━━━ GIVEN RECORDS ━━━

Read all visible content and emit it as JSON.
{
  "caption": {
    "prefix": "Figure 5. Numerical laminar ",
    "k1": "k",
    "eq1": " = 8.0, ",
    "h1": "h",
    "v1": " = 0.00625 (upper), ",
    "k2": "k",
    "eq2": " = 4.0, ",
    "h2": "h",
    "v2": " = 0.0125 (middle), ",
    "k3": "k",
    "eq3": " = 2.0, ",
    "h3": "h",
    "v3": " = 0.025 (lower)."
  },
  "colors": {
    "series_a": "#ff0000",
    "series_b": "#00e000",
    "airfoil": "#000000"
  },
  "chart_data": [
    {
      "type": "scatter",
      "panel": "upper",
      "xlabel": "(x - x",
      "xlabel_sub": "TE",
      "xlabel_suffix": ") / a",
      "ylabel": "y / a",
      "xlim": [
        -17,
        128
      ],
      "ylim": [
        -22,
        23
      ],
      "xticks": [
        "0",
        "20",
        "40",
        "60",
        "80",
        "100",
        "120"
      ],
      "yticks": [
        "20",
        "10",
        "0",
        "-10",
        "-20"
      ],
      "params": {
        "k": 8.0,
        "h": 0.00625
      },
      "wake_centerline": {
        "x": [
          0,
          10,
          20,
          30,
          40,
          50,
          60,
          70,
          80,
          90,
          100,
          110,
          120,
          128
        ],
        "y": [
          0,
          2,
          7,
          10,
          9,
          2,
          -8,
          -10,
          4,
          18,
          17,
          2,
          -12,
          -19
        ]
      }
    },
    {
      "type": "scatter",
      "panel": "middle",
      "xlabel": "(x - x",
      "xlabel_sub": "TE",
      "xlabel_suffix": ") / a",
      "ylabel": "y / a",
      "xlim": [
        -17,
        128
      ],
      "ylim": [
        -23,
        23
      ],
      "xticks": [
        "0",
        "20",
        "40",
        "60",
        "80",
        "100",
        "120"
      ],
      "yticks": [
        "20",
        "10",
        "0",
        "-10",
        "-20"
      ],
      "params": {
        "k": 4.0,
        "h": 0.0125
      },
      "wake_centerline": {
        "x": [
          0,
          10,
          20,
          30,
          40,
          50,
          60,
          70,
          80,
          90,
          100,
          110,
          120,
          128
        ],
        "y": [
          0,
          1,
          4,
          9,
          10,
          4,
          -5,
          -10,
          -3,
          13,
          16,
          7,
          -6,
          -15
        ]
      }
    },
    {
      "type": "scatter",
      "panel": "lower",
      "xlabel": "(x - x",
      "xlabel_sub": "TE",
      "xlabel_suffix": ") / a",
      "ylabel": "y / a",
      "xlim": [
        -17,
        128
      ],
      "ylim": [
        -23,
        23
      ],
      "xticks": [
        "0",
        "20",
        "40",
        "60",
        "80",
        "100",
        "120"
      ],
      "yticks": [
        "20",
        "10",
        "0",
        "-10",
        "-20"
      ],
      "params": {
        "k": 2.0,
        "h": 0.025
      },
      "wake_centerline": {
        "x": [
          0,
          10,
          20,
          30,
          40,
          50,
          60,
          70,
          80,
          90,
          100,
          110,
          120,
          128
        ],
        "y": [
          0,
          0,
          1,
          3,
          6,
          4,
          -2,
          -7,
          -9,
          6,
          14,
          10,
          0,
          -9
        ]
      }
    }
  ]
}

━━━

§ **TO DO**: Make an exact copy of the listing, including every line.

§ **FINAL ANSWER**:
Read all visible content and emit it as JSON.
{
  "caption": {
    "prefix": "Figure 5. Numerical laminar ",
    "k1": "k",
    "eq1": " = 8.0, ",
    "h1": "h",
    "v1": " = 0.00625 (upper), ",
    "k2": "k",
    "eq2": " = 4.0, ",
    "h2": "h",
    "v2": " = 0.0125 (middle), ",
    "k3": "k",
    "eq3": " = 2.0, ",
    "h3": "h",
    "v3": " = 0.025 (lower)."
  },
  "colors": {
    "series_a": "#ff0000",
    "series_b": "#00e000",
    "airfoil": "#000000"
  },
  "chart_data": [
    {
      "type": "scatter",
      "panel": "upper",
      "xlabel": "(x - x",
      "xlabel_sub": "TE",
      "xlabel_suffix": ") / a",
      "ylabel": "y / a",
      "xlim": [
        -17,
        128
      ],
      "ylim": [
        -22,
        23
      ],
      "xticks": [
        "0",
        "20",
        "40",
        "60",
        "80",
        "100",
        "120"
      ],
      "yticks": [
        "20",
        "10",
        "0",
        "-10",
        "-20"
      ],
      "params": {
        "k": 8.0,
        "h": 0.00625
      },
      "wake_centerline": {
        "x": [
          0,
          10,
          20,
          30,
          40,
          50,
          60,
          70,
          80,
          90,
          100,
          110,
          120,
          128
        ],
        "y": [
          0,
          2,
          7,
          10,
          9,
          2,
          -8,
          -10,
          4,
          18,
          17,
          2,
          -12,
          -19
        ]
      }
    },
    {
      "type": "scatter",
      "panel": "middle",
      "xlabel": "(x - x",
      "xlabel_sub": "TE",
      "xlabel_suffix": ") / a",
      "ylabel": "y / a",
      "xlim": [
        -17,
        128
      ],
      "ylim": [
        -23,
        23
      ],
      "xticks": [
        "0",
        "20",
        "40",
        "60",
        "80",
        "100",
        "120"
      ],
      "yticks": [
        "20",
        "10",
        "0",
        "-10",
        "-20"
      ],
      "params": {
        "k": 4.0,
        "h": 0.0125
      },
      "wake_centerline": {
        "x": [
          0,
          10,
          20,
          30,
          40,
          50,
          60,
          70,
          80,
          90,
          100,
          110,
          120,
          128
        ],
        "y": [
          0,
          1,
          4,
          9,
          10,
          4,
          -5,
          -10,
          -3,
          13,
          16,
          7,
          -6,
          -15
        ]
      }
    },
    {
      "type": "scatter",
      "panel": "lower",
      "xlabel": "(x - x",
      "xlabel_sub": "TE",
      "xlabel_suffix": ") / a",
      "ylabel": "y / a",
      "xlim": [
        -17,
        128
      ],
      "ylim": [
        -23,
        23
      ],
      "xticks": [
        "0",
        "20",
        "40",
        "60",
        "80",
        "100",
        "120"
      ],
      "yticks": [
        "20",
        "10",
        "0",
        "-10",
        "-20"
      ],
      "params": {
        "k": 2.0,
        "h": 0.025
      },
      "wake_centerline": {
        "x": [
          0,
          10,
          20,
          30,
          40,
          50,
          60,
          70,
          80,
          90,
          100,
          110,
          120,
          128
        ],
        "y": [
          0,
          0,
          1,
          3,
          6,
          4,
          -2,
          -7,
          -9,
          6,
          14,
          10,
          0,
          -9
        ]
      }
    }
  ]
}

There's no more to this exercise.